List all lines in the material below that contain "data".

[Start Raw records]

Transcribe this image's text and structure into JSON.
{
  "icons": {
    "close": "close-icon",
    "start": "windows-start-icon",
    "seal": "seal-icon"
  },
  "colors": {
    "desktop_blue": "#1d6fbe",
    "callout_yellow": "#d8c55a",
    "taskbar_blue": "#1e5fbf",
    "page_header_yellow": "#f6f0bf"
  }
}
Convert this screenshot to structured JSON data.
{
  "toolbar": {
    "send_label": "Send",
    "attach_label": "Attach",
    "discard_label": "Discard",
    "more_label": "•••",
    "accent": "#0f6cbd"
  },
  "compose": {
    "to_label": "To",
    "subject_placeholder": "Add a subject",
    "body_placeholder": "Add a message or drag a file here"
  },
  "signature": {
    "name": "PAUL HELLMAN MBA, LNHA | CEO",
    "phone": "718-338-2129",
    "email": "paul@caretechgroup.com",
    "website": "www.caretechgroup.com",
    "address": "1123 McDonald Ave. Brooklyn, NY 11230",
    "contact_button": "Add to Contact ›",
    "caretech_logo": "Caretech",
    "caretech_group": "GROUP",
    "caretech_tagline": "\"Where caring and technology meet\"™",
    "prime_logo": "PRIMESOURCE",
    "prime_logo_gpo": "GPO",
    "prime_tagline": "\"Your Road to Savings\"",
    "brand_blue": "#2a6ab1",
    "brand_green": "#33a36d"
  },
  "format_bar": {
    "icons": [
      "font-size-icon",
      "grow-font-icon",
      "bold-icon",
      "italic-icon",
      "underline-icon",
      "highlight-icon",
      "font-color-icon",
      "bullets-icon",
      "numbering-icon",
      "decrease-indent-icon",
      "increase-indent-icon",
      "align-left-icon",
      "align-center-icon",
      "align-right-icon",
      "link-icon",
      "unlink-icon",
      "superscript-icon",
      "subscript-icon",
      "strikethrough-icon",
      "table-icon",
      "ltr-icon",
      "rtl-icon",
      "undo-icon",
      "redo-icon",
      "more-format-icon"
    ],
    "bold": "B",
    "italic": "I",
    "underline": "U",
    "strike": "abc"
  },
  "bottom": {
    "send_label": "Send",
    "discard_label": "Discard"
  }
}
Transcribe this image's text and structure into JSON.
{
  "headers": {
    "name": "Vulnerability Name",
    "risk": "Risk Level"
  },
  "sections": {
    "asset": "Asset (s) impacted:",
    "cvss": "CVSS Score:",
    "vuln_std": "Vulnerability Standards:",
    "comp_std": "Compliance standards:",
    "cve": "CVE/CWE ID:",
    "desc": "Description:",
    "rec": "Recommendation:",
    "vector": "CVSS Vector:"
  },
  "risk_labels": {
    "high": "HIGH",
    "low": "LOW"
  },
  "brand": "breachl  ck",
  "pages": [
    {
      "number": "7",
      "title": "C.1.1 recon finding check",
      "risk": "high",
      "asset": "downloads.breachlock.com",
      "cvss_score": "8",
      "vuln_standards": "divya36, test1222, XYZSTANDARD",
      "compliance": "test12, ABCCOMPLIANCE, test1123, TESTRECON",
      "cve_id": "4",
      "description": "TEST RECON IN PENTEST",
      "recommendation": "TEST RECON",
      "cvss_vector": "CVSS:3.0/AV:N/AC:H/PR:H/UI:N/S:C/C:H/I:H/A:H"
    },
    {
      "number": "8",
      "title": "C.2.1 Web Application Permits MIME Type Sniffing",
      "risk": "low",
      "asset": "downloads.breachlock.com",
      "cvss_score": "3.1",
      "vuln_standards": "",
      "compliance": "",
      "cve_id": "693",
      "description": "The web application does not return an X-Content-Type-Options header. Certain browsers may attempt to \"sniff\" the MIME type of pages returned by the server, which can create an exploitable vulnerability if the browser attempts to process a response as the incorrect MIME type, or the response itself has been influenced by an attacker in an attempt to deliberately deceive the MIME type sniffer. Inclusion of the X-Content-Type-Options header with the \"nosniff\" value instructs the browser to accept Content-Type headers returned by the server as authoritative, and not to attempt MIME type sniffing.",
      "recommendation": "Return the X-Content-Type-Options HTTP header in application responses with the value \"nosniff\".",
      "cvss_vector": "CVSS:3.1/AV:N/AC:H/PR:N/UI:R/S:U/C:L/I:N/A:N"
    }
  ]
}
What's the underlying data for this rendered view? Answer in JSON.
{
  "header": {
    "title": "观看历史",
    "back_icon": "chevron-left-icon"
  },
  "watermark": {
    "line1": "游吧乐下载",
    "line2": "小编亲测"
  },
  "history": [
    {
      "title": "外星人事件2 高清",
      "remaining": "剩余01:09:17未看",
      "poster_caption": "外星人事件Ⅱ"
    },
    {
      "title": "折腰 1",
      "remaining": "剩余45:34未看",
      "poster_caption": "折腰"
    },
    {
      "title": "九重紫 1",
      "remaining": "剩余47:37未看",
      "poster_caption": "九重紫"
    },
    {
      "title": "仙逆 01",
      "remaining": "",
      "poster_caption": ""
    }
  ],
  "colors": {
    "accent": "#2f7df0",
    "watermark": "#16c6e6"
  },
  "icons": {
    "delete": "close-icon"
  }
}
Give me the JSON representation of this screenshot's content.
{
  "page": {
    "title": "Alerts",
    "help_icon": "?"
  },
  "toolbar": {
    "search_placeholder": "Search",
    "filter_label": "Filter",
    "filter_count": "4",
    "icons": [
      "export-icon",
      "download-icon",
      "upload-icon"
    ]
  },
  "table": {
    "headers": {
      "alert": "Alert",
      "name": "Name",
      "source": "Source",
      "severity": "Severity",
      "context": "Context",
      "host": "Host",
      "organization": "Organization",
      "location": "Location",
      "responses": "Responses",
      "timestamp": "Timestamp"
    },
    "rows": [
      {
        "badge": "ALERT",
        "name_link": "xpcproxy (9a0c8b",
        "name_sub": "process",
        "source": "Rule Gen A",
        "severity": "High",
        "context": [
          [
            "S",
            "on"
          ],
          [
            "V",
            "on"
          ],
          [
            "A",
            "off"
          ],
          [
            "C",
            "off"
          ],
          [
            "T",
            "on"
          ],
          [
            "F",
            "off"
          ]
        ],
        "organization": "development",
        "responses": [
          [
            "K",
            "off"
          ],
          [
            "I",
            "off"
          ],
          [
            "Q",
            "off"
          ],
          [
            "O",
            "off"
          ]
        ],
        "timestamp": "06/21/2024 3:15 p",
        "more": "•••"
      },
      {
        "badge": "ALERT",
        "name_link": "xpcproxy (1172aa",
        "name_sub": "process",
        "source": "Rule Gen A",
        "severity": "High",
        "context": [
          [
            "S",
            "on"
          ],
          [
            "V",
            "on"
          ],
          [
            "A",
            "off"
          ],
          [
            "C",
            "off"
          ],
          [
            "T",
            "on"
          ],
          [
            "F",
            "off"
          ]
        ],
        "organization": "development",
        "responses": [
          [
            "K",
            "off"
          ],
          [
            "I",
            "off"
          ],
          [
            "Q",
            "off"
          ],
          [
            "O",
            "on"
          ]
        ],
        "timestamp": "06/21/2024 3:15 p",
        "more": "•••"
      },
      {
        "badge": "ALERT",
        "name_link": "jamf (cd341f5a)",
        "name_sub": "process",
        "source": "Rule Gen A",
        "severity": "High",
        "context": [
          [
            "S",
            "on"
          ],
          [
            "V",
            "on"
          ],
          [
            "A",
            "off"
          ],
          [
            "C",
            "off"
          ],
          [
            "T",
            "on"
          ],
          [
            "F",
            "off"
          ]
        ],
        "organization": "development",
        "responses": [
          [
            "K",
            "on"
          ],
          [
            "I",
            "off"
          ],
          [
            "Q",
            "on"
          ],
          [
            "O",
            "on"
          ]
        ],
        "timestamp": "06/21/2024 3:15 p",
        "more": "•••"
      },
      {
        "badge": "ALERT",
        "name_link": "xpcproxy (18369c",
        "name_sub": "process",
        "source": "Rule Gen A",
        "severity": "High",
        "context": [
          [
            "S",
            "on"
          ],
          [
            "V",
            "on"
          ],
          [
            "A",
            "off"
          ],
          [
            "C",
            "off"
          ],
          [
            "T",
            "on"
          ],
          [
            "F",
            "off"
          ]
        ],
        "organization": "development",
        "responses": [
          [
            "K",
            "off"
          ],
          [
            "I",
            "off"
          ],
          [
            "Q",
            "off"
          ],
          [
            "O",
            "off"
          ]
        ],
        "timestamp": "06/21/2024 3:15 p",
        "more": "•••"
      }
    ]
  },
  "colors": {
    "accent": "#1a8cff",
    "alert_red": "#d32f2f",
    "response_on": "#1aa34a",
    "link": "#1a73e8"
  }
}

[End Raw records]

» Final answer
Convert this screenshot to structured JSON data.
What's the underlying data for this rendered view? Answer in JSON.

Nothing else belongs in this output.